(Data records)
★ ★ ★ ★
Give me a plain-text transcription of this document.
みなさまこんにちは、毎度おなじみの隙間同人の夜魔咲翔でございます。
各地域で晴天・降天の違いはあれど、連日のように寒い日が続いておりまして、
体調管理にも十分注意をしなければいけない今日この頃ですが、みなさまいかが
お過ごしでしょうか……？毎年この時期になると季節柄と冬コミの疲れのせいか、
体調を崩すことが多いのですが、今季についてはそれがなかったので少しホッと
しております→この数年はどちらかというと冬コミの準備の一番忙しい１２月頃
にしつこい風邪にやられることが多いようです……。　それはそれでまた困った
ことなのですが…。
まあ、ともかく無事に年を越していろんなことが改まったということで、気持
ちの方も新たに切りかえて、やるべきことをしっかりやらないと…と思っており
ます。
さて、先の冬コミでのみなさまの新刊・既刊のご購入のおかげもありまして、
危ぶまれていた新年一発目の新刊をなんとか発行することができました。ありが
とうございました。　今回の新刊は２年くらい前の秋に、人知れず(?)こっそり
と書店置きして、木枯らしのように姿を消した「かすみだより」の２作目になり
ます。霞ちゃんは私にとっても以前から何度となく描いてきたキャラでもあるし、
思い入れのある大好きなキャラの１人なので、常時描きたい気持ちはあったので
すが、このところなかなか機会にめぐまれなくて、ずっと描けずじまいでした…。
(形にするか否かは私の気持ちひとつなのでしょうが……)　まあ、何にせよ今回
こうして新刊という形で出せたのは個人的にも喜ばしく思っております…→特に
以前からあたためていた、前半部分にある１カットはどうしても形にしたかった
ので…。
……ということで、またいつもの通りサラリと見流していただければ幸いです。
★ ★ ★ ★
• **To be done**: Please output the entire listing exactly as it stands.

• **Task answer**:
Give me a plain-text transcription of this document.
みなさまこんにちは、毎度おなじみの隙間同人の夜魔咲翔でございます。
各地域で晴天・降天の違いはあれど、連日のように寒い日が続いておりまして、
体調管理にも十分注意をしなければいけない今日この頃ですが、みなさまいかが
お過ごしでしょうか……？毎年この時期になると季節柄と冬コミの疲れのせいか、
体調を崩すことが多いのですが、今季についてはそれがなかったので少しホッと
しております→この数年はどちらかというと冬コミの準備の一番忙しい１２月頃
にしつこい風邪にやられることが多いようです……。　それはそれでまた困った
ことなのですが…。
まあ、ともかく無事に年を越していろんなことが改まったということで、気持
ちの方も新たに切りかえて、やるべきことをしっかりやらないと…と思っており
ます。
さて、先の冬コミでのみなさまの新刊・既刊のご購入のおかげもありまして、
危ぶまれていた新年一発目の新刊をなんとか発行することができました。ありが
とうございました。　今回の新刊は２年くらい前の秋に、人知れず(?)こっそり
と書店置きして、木枯らしのように姿を消した「かすみだより」の２作目になり
ます。霞ちゃんは私にとっても以前から何度となく描いてきたキャラでもあるし、
思い入れのある大好きなキャラの１人なので、常時描きたい気持ちはあったので
すが、このところなかなか機会にめぐまれなくて、ずっと描けずじまいでした…。
(形にするか否かは私の気持ちひとつなのでしょうが……)　まあ、何にせよ今回
こうして新刊という形で出せたのは個人的にも喜ばしく思っております…→特に
以前からあたためていた、前半部分にある１カットはどうしても形にしたかった
ので…。
……ということで、またいつもの通りサラリと見流していただければ幸いです。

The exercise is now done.